Пришвину было что ответить: внутренняя драматургия его очерков именно на контрасте времен и построена.
От прошлого здесь — его собственная литературная история, от будущего — утопия, а от настоящего:
Приведя эти стихи из нового северного фольклора, похожие на былинную надпись на камне, он сопроводил их размышлением:
«Многим в вагоне эти стихи оказались не только хорошо знакомыми, но и внутренне очень понятными. Я тоже одобрил это умное чисто восточное приспособление к жестокости жизни и превратностям судьбы. Но потом мысленно сопоставил этот старый тюремный стиль с новой социалистической этикой: „Труд — дело чести, дело славы, дело доблести и геройства“».
И опять — дальше никакого комментария.
Даже к автору известного афоризма, украшавшего проклятые советские лагеря, странно фамильярное, почти что пренебрежительное отношение:
«В шлюзе напротив огромного Сталина притаился удильщик рыбы и, бездельник, в эти новые, строгие государственные воды осмелился спустить свой крючок».
Нахальный удильщик — конечно же, сам Пришвин, что в тексте подтверждает разговор с настороженными чекистами. И все же как бы тонко ни вел писатель свою игру с лагерными начальниками, как бы ни подтрунивал над рыдающим Горьким (одна из главок произведения представляет собой письмо к Буревестнику) — словом, сколько бы ни было в этой книге любезного моим современникам постмодерна, как веревочка ни вейся — и, быть может, именно это и понимал проницательный формалист Виктор Борисович Шкловский, отказываясь включать Пришвина в сборник, — момент истины настал и для повествователя, когда его поставили на трибуну на митинге строителей:
«Мне, жестокому противнику красных ораторских слов, выпала тяжелая доля самому говорить. Но вышло ничего. Я (…) советовал от своего участка переходить к пониманию всех частей при создании целого и мало-помалу становиться на почву творчества, где нет больших и малых, а всякий на своем месте велик».

-- КРАТКОЕ ЗАДАНИЕ 1 --
Выпишите без изменений извлечённые строки между строкой с «chevron-down-icon: ▼ bbox=[555, 136, 565, 147]» и строкой с «sidebar-item-library-items[interactable]: Library itemsLocate» включительно.

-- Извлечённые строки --
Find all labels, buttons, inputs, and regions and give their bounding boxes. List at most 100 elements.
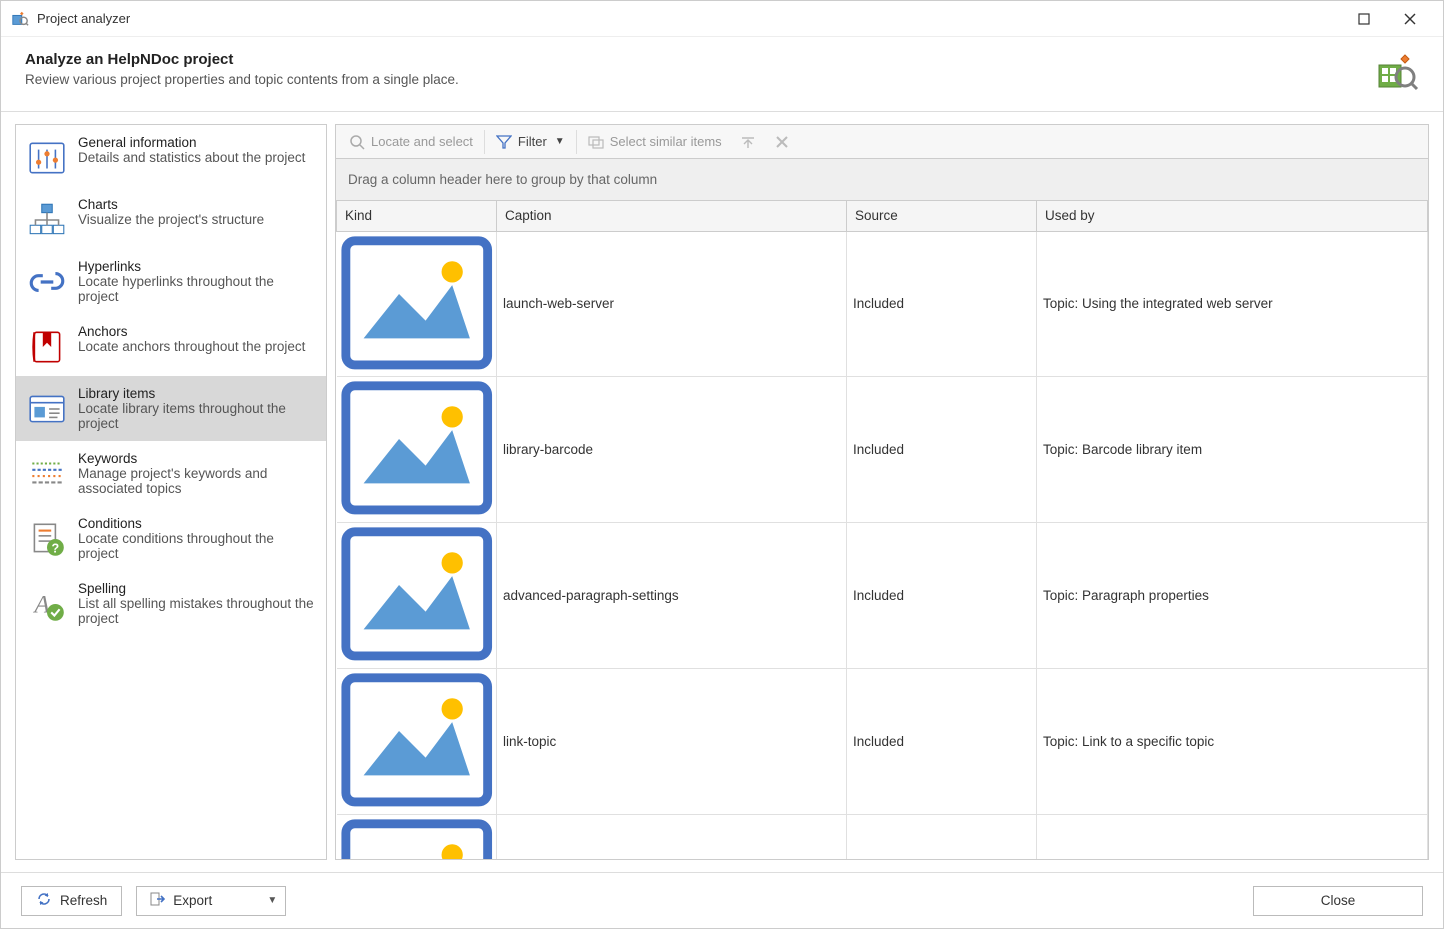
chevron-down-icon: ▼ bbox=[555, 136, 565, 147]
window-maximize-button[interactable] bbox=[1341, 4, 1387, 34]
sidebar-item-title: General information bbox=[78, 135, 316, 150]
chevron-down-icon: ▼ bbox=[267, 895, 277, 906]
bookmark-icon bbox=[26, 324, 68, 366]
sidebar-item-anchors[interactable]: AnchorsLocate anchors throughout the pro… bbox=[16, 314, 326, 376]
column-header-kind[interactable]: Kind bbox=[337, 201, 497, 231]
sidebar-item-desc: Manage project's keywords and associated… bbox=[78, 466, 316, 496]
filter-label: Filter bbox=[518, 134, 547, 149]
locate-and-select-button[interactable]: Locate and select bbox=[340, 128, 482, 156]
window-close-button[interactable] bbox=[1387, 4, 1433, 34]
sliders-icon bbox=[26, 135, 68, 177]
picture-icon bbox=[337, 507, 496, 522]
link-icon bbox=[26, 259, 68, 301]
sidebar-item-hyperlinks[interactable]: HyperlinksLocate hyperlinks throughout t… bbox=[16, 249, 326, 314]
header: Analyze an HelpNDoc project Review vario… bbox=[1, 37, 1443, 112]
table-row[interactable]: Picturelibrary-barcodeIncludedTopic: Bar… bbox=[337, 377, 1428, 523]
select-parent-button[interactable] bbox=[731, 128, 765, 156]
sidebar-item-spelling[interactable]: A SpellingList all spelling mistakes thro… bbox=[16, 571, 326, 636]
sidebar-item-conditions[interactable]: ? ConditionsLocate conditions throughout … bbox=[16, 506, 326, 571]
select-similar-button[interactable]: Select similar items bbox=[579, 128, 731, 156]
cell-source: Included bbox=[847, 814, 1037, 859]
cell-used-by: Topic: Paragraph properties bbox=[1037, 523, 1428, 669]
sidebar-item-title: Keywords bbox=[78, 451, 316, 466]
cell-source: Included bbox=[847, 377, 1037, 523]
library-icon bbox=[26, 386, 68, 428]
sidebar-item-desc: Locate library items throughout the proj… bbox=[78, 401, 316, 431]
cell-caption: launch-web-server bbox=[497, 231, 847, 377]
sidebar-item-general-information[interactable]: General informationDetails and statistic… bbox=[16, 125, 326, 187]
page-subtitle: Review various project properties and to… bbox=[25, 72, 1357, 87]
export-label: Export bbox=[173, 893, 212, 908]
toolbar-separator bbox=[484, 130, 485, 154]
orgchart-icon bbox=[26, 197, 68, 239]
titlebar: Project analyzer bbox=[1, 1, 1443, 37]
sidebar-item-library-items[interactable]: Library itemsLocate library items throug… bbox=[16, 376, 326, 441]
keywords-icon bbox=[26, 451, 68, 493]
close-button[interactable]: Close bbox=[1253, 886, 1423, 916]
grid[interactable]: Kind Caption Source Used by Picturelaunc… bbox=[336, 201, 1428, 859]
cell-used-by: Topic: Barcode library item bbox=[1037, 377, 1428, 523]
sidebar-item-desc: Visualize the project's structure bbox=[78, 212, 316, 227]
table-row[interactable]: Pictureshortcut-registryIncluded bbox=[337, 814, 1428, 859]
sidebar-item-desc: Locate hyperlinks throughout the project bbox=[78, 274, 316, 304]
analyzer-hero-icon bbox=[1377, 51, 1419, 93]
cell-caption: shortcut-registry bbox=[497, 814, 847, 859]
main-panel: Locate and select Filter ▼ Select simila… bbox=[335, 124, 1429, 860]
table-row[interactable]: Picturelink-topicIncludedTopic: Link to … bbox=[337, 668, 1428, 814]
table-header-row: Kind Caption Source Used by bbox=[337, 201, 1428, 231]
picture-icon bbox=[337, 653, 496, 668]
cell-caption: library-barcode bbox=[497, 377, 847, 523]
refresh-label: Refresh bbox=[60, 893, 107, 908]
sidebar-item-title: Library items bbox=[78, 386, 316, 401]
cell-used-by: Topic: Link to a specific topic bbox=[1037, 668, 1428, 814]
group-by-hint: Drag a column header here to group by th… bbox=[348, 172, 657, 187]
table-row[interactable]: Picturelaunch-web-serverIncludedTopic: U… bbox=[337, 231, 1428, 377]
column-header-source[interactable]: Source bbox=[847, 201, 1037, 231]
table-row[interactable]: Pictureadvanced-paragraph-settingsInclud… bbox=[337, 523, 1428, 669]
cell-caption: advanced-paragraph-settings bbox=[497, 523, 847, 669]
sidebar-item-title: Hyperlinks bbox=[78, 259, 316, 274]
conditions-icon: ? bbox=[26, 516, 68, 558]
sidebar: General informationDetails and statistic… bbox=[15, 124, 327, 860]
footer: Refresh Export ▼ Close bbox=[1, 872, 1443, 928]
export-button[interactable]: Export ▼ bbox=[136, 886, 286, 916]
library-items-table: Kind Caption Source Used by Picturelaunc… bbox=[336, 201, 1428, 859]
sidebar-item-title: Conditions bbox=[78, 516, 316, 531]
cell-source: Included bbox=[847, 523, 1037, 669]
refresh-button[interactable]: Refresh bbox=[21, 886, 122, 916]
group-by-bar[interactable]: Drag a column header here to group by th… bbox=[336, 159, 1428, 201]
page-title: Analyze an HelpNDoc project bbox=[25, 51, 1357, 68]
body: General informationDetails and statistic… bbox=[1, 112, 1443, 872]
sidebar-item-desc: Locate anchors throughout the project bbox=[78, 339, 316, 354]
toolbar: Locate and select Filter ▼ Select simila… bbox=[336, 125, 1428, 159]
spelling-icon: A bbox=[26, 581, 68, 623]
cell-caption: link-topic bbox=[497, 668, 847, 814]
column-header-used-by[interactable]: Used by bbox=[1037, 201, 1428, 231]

-- КРАТКОЕ ЗАДАНИЕ 2 --
Кто, согласно отрывку, отказывался включать Пришвина в сборник?

-- ПИСЬМЕННЫЙ ОТВЕТ 1 --
chevron-down-icon: ▼ bbox=[555, 136, 565, 147]
window-maximize-button[interactable] bbox=[1341, 4, 1387, 34]
sidebar-item-title: General information bbox=[78, 135, 316, 150]
chevron-down-icon: ▼ bbox=[267, 895, 277, 906]
bookmark-icon bbox=[26, 324, 68, 366]
sidebar-item-anchors[interactable]: AnchorsLocate anchors throughout the pro… bbox=[16, 314, 326, 376]
column-header-kind[interactable]: Kind bbox=[337, 201, 497, 231]
sidebar-item-desc: Manage project's keywords and associated… bbox=[78, 466, 316, 496]
filter-label: Filter bbox=[518, 134, 547, 149]
locate-and-select-button[interactable]: Locate and select bbox=[340, 128, 482, 156]
window-close-button[interactable] bbox=[1387, 4, 1433, 34]
sliders-icon bbox=[26, 135, 68, 177]
picture-icon bbox=[337, 507, 496, 522]
link-icon bbox=[26, 259, 68, 301]
sidebar-item-hyperlinks[interactable]: HyperlinksLocate hyperlinks throughout t… bbox=[16, 249, 326, 314]
header: Analyze an HelpNDoc project Review vario… bbox=[1, 37, 1443, 112]
table-row[interactable]: Picturelibrary-barcodeIncludedTopic: Bar… bbox=[337, 377, 1428, 523]
select-parent-button[interactable] bbox=[731, 128, 765, 156]
sidebar-item-spelling[interactable]: A SpellingList all spelling mistakes thro… bbox=[16, 571, 326, 636]
sidebar-item-conditions[interactable]: ? ConditionsLocate conditions throughout … bbox=[16, 506, 326, 571]
select-similar-button[interactable]: Select similar items bbox=[579, 128, 731, 156]
cell-source: Included bbox=[847, 814, 1037, 859]
cell-used-by: Topic: Paragraph properties bbox=[1037, 523, 1428, 669]
sidebar-item-title: Keywords bbox=[78, 451, 316, 466]
cell-source: Included bbox=[847, 377, 1037, 523]
library-icon bbox=[26, 386, 68, 428]
sidebar-item-desc: Locate library items throughout the proj… bbox=[78, 401, 316, 431]
cell-caption: launch-web-server bbox=[497, 231, 847, 377]
sidebar-item-general-information[interactable]: General informationDetails and statistic… bbox=[16, 125, 326, 187]
page-subtitle: Review various project properties and to… bbox=[25, 72, 1357, 87]
export-label: Export bbox=[173, 893, 212, 908]
toolbar-separator bbox=[484, 130, 485, 154]
orgchart-icon bbox=[26, 197, 68, 239]
titlebar: Project analyzer bbox=[1, 1, 1443, 37]
sidebar-item-library-items[interactable]: Library itemsLocate library items throug… bbox=[16, 376, 326, 441]

-- ПИСЬМЕННЫЙ ОТВЕТ 2 --
Виктор Борисович Шкловский.